__The exercise__
Filter the lines below, copying only those with the string "Love".

(Extracted data entries)
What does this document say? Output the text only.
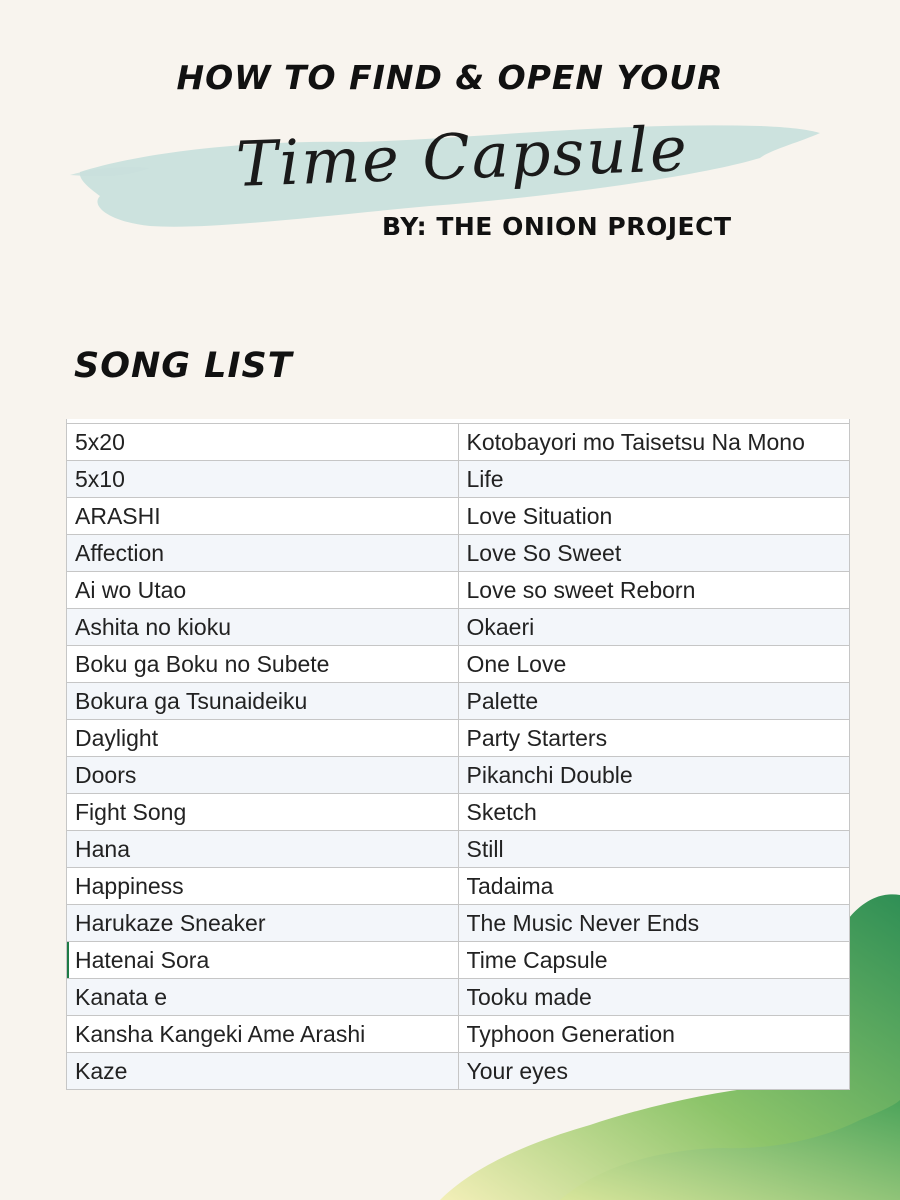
HOW TO FIND & OPEN YOUR
Time Capsule
BY: THE ONION PROJECT
SONG LIST
5x20	Kotobayori mo Taisetsu Na Mono
5x10	Life
ARASHI	Love Situation
Affection	Love So Sweet
Ai wo Utao	Love so sweet Reborn
Ashita no kioku	Okaeri
Boku ga Boku no Subete	One Love
Bokura ga Tsunaideiku	Palette
Daylight	Party Starters
Doors	Pikanchi Double
Fight Song	Sketch
Hana	Still
Happiness	Tadaima
Harukaze Sneaker	The Music Never Ends
Hatenai Sora	Time Capsule
Kanata e	Tooku made
Kansha Kangeki Ame Arashi	Typhoon Generation
Kaze	Your eyes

__Answer for the task__
ARASHI	Love Situation
Affection	Love So Sweet
Ai wo Utao	Love so sweet Reborn
Boku ga Boku no Subete	One Love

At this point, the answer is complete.